**STATED PROBLEM**
Locate the lines of the listing below that hold "curve", then copy each of them.

**PROVIDED DATA**
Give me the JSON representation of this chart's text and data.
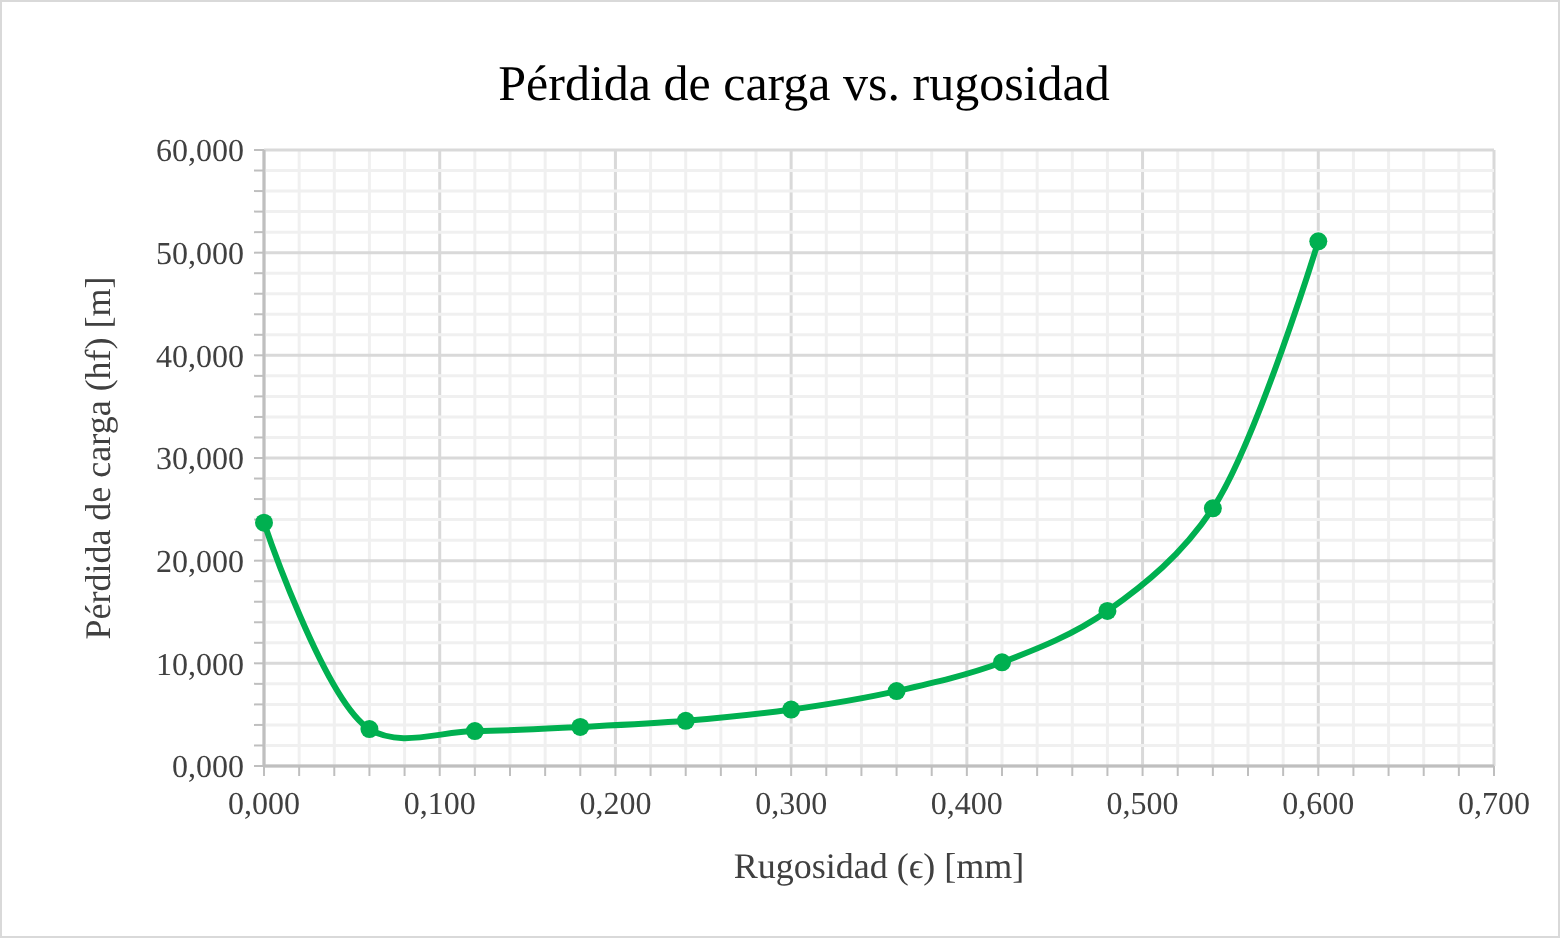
{
  "chart_data": {
    "type": "line",
    "title": "Pérdida de carga vs. rugosidad",
    "xlabel": "Rugosidad (ϵ) [mm]",
    "ylabel": "Pérdida de carga (hf) [m]",
    "x": [
      0,
      0.06,
      0.12,
      0.18,
      0.24,
      0.3,
      0.36,
      0.42,
      0.48,
      0.54,
      0.6
    ],
    "series": [
      {
        "color": "#00b050",
        "values": [
          23.7,
          3.6,
          3.4,
          3.8,
          4.4,
          5.5,
          7.3,
          10.1,
          15.1,
          25.1,
          51.1
        ]
      }
    ],
    "xlim": [
      0,
      0.7
    ],
    "ylim": [
      0,
      60
    ],
    "xticks": [
      {
        "value": 0,
        "label": "0,000"
      },
      {
        "value": 0.02,
        "label": null
      },
      {
        "value": 0.04,
        "label": null
      },
      {
        "value": 0.06,
        "label": null
      },
      {
        "value": 0.08,
        "label": null
      },
      {
        "value": 0.1,
        "label": "0,100"
      },
      {
        "value": 0.12,
        "label": null
      },
      {
        "value": 0.14,
        "label": null
      },
      {
        "value": 0.16,
        "label": null
      },
      {
        "value": 0.18,
        "label": null
      },
      {
        "value": 0.2,
        "label": "0,200"
      },
      {
        "value": 0.22,
        "label": null
      },
      {
        "value": 0.24,
        "label": null
      },
      {
        "value": 0.26,
        "label": null
      },
      {
        "value": 0.28,
        "label": null
      },
      {
        "value": 0.3,
        "label": "0,300"
      },
      {
        "value": 0.32,
        "label": null
      },
      {
        "value": 0.34,
        "label": null
      },
      {
        "value": 0.36,
        "label": null
      },
      {
        "value": 0.38,
        "label": null
      },
      {
        "value": 0.4,
        "label": "0,400"
      },
      {
        "value": 0.42,
        "label": null
      },
      {
        "value": 0.44,
        "label": null
      },
      {
        "value": 0.46,
        "label": null
      },
      {
        "value": 0.48,
        "label": null
      },
      {
        "value": 0.5,
        "label": "0,500"
      },
      {
        "value": 0.52,
        "label": null
      },
      {
        "value": 0.54,
        "label": null
      },
      {
        "value": 0.56,
        "label": null
      },
      {
        "value": 0.58,
        "label": null
      },
      {
        "value": 0.6,
        "label": "0,600"
      },
      {
        "value": 0.62,
        "label": null
      },
      {
        "value": 0.64,
        "label": null
      },
      {
        "value": 0.66,
        "label": null
      },
      {
        "value": 0.68,
        "label": null
      },
      {
        "value": 0.7,
        "label": "0,700"
      }
    ],
    "yticks": [
      {
        "value": 0,
        "label": "0,000"
      },
      {
        "value": 2,
        "label": null
      },
      {
        "value": 4,
        "label": null
      },
      {
        "value": 6,
        "label": null
      },
      {
        "value": 8,
        "label": null
      },
      {
        "value": 10,
        "label": "10,000"
      },
      {
        "value": 12,
        "label": null
      },
      {
        "value": 14,
        "label": null
      },
      {
        "value": 16,
        "label": null
      },
      {
        "value": 18,
        "label": null
      },
      {
        "value": 20,
        "label": "20,000"
      },
      {
        "value": 22,
        "label": null
      },
      {
        "value": 24,
        "label": null
      },
      {
        "value": 26,
        "label": null
      },
      {
        "value": 28,
        "label": null
      },
      {
        "value": 30,
        "label": "30,000"
      },
      {
        "value": 32,
        "label": null
      },
      {
        "value": 34,
        "label": null
      },
      {
        "value": 36,
        "label": null
      },
      {
        "value": 38,
        "label": null
      },
      {
        "value": 40,
        "label": "40,000"
      },
      {
        "value": 42,
        "label": null
      },
      {
        "value": 44,
        "label": null
      },
      {
        "value": 46,
        "label": null
      },
      {
        "value": 48,
        "label": null
      },
      {
        "value": 50,
        "label": "50,000"
      },
      {
        "value": 52,
        "label": null
      },
      {
        "value": 54,
        "label": null
      },
      {
        "value": 56,
        "label": null
      },
      {
        "value": 58,
        "label": null
      },
      {
        "value": 60,
        "label": "60,000"
      }
    ],
    "grid": true,
    "marker": "circle",
    "line_style": "solid"
  }
}
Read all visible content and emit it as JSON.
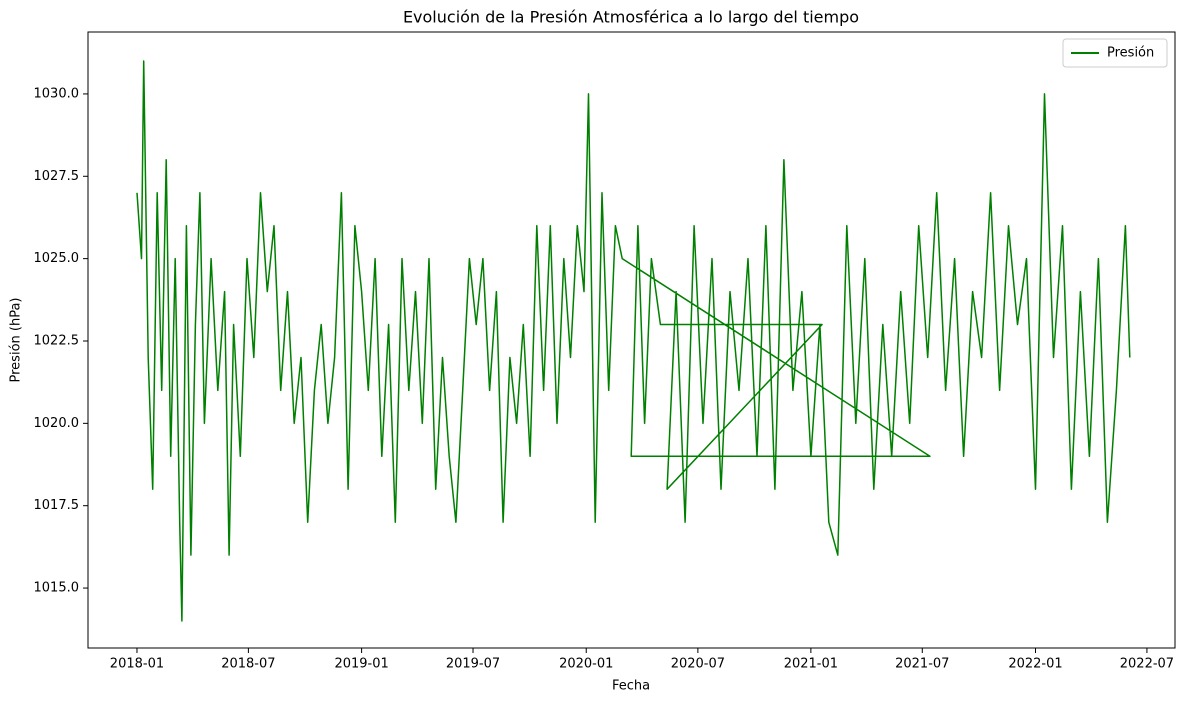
{
  "chart_data": {
    "type": "line",
    "title": "Evolución de la Presión Atmosférica a lo largo del tiempo",
    "xlabel": "Fecha",
    "ylabel": "Presión (hPa)",
    "x": [
      2018.0,
      2018.02,
      2018.03,
      2018.05,
      2018.07,
      2018.09,
      2018.11,
      2018.13,
      2018.15,
      2018.17,
      2018.19,
      2018.2,
      2018.22,
      2018.24,
      2018.26,
      2018.28,
      2018.3,
      2018.33,
      2018.36,
      2018.39,
      2018.41,
      2018.43,
      2018.46,
      2018.49,
      2018.52,
      2018.55,
      2018.58,
      2018.61,
      2018.64,
      2018.67,
      2018.7,
      2018.73,
      2018.76,
      2018.79,
      2018.82,
      2018.85,
      2018.88,
      2018.91,
      2018.94,
      2018.97,
      2019.0,
      2019.03,
      2019.06,
      2019.09,
      2019.12,
      2019.15,
      2019.18,
      2019.21,
      2019.24,
      2019.27,
      2019.3,
      2019.33,
      2019.36,
      2019.39,
      2019.42,
      2019.45,
      2019.48,
      2019.51,
      2019.54,
      2019.57,
      2019.6,
      2019.63,
      2019.66,
      2019.69,
      2019.72,
      2019.75,
      2019.78,
      2019.81,
      2019.84,
      2019.87,
      2019.9,
      2019.93,
      2019.96,
      2019.99,
      2020.01,
      2020.04,
      2020.07,
      2020.1,
      2020.13,
      2020.16,
      2021.53,
      2020.2,
      2020.23,
      2020.26,
      2020.29,
      2020.33,
      2021.05,
      2020.36,
      2020.4,
      2020.44,
      2020.48,
      2020.52,
      2020.56,
      2020.6,
      2020.64,
      2020.68,
      2020.72,
      2020.76,
      2020.8,
      2020.84,
      2020.88,
      2020.92,
      2020.96,
      2021.0,
      2021.04,
      2021.08,
      2021.12,
      2021.16,
      2021.2,
      2021.24,
      2021.28,
      2021.32,
      2021.36,
      2021.4,
      2021.44,
      2021.48,
      2021.52,
      2021.56,
      2021.6,
      2021.64,
      2021.68,
      2021.72,
      2021.76,
      2021.8,
      2021.84,
      2021.88,
      2021.92,
      2021.96,
      2022.0,
      2022.04,
      2022.08,
      2022.12,
      2022.16,
      2022.2,
      2022.24,
      2022.28,
      2022.32,
      2022.36,
      2022.4,
      2022.42
    ],
    "series": [
      {
        "name": "Presión",
        "color": "#008000",
        "values": [
          1027,
          1025,
          1031,
          1022,
          1018,
          1027,
          1021,
          1028,
          1019,
          1025,
          1017,
          1014,
          1026,
          1016,
          1023,
          1027,
          1020,
          1025,
          1021,
          1024,
          1016,
          1023,
          1019,
          1025,
          1022,
          1027,
          1024,
          1026,
          1021,
          1024,
          1020,
          1022,
          1017,
          1021,
          1023,
          1020,
          1022,
          1027,
          1018,
          1026,
          1024,
          1021,
          1025,
          1019,
          1023,
          1017,
          1025,
          1021,
          1024,
          1020,
          1025,
          1018,
          1022,
          1019,
          1017,
          1021,
          1025,
          1023,
          1025,
          1021,
          1024,
          1017,
          1022,
          1020,
          1023,
          1019,
          1026,
          1021,
          1026,
          1020,
          1025,
          1022,
          1026,
          1024,
          1030,
          1017,
          1027,
          1021,
          1026,
          1025,
          1019,
          1019,
          1026,
          1020,
          1025,
          1023,
          1023,
          1018,
          1024,
          1017,
          1026,
          1020,
          1025,
          1018,
          1024,
          1021,
          1025,
          1019,
          1026,
          1018,
          1028,
          1021,
          1024,
          1019,
          1023,
          1017,
          1016,
          1026,
          1020,
          1025,
          1018,
          1023,
          1019,
          1024,
          1020,
          1026,
          1022,
          1027,
          1021,
          1025,
          1019,
          1024,
          1022,
          1027,
          1021,
          1026,
          1023,
          1025,
          1018,
          1030,
          1022,
          1026,
          1018,
          1024,
          1019,
          1025,
          1017,
          1021,
          1026,
          1022
        ]
      }
    ],
    "xlim": [
      2017.782,
      2022.621
    ],
    "xticks": [
      {
        "value": 2018.0,
        "label": "2018-01"
      },
      {
        "value": 2018.496,
        "label": "2018-07"
      },
      {
        "value": 2019.0,
        "label": "2019-01"
      },
      {
        "value": 2019.496,
        "label": "2019-07"
      },
      {
        "value": 2020.0,
        "label": "2020-01"
      },
      {
        "value": 2020.497,
        "label": "2020-07"
      },
      {
        "value": 2021.0,
        "label": "2021-01"
      },
      {
        "value": 2021.496,
        "label": "2021-07"
      },
      {
        "value": 2022.0,
        "label": "2022-01"
      },
      {
        "value": 2022.496,
        "label": "2022-07"
      }
    ],
    "ylim": [
      1013.18,
      1031.88
    ],
    "yticks": [
      {
        "value": 1015,
        "label": "1015.0"
      },
      {
        "value": 1017.5,
        "label": "1017.5"
      },
      {
        "value": 1020,
        "label": "1020.0"
      },
      {
        "value": 1022.5,
        "label": "1022.5"
      },
      {
        "value": 1025,
        "label": "1025.0"
      },
      {
        "value": 1027.5,
        "label": "1027.5"
      },
      {
        "value": 1030,
        "label": "1030.0"
      }
    ],
    "legend": "upper right",
    "grid": false
  }
}
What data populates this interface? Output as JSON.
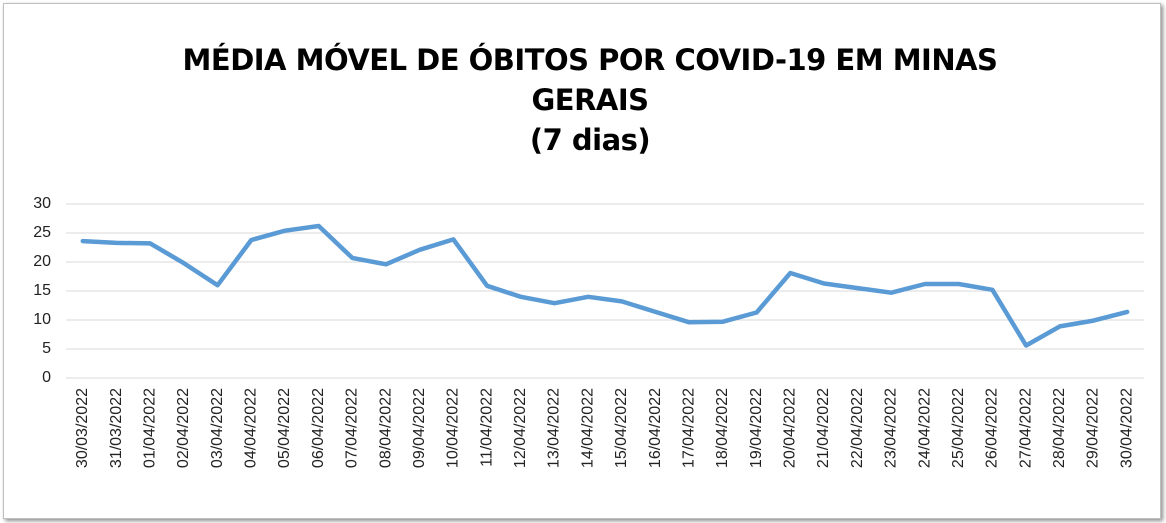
{
  "chart_data": {
    "type": "line",
    "title": "MÉDIA MÓVEL DE ÓBITOS POR COVID-19 EM MINAS GERAIS\n(7 dias)",
    "categories": [
      "30/03/2022",
      "31/03/2022",
      "01/04/2022",
      "02/04/2022",
      "03/04/2022",
      "04/04/2022",
      "05/04/2022",
      "06/04/2022",
      "07/04/2022",
      "08/04/2022",
      "09/04/2022",
      "10/04/2022",
      "11/04/2022",
      "12/04/2022",
      "13/04/2022",
      "14/04/2022",
      "15/04/2022",
      "16/04/2022",
      "17/04/2022",
      "18/04/2022",
      "19/04/2022",
      "20/04/2022",
      "21/04/2022",
      "22/04/2022",
      "23/04/2022",
      "24/04/2022",
      "25/04/2022",
      "26/04/2022",
      "27/04/2022",
      "28/04/2022",
      "29/04/2022",
      "30/04/2022"
    ],
    "values": [
      23.6,
      23.3,
      23.2,
      19.8,
      16.0,
      23.8,
      25.4,
      26.2,
      20.7,
      19.6,
      22.1,
      23.9,
      15.9,
      14.0,
      12.9,
      14.0,
      13.2,
      11.4,
      9.6,
      9.7,
      11.3,
      18.1,
      16.3,
      15.5,
      14.7,
      16.2,
      16.2,
      15.2,
      5.6,
      8.9,
      9.9,
      11.4
    ],
    "color": "#5b9bd5",
    "ylim": [
      0,
      30
    ],
    "yticks": [
      0,
      5,
      10,
      15,
      20,
      25,
      30
    ],
    "grid": true
  }
}
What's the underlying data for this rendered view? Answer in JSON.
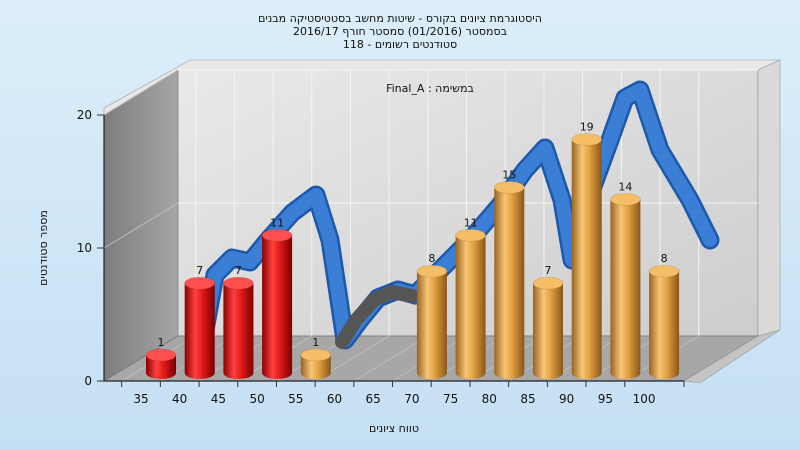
{
  "chart_data": {
    "type": "bar",
    "title": [
      "היסטוגרמת ציונים בקורס - שיטות מחשב בסטטיסטיקה מבנים",
      "בסמסטר (01/2016) סמסטר חורף 2016/17",
      "סטודנטים רשומים - 118"
    ],
    "xlabel": "טווח ציונים",
    "ylabel": "מספר סטודנטים",
    "annotation": "Final_A : במשימה",
    "categories": [
      "35",
      "40",
      "45",
      "50",
      "55",
      "60",
      "65",
      "70",
      "75",
      "80",
      "85",
      "90",
      "95",
      "100"
    ],
    "values": [
      1,
      7,
      7,
      11,
      1,
      0,
      0,
      8,
      11,
      15,
      7,
      19,
      14,
      8
    ],
    "bar_colors": [
      "red",
      "red",
      "red",
      "red",
      "orange",
      "",
      "",
      "orange",
      "orange",
      "orange",
      "orange",
      "orange",
      "orange",
      "orange"
    ],
    "ylim": [
      0,
      20
    ],
    "yticks": [
      0,
      10,
      20
    ],
    "grid": true,
    "curve": "blue distribution ribbon",
    "colors": {
      "red": "#e01818",
      "orange": "#e0a040",
      "curve": "#2f72c4",
      "floor": "#a8a8a8",
      "back": "#d8d8d8"
    }
  }
}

**WRITTEN ANSWER**
    "curve": "blue distribution ribbon",
      "curve": "#2f72c4",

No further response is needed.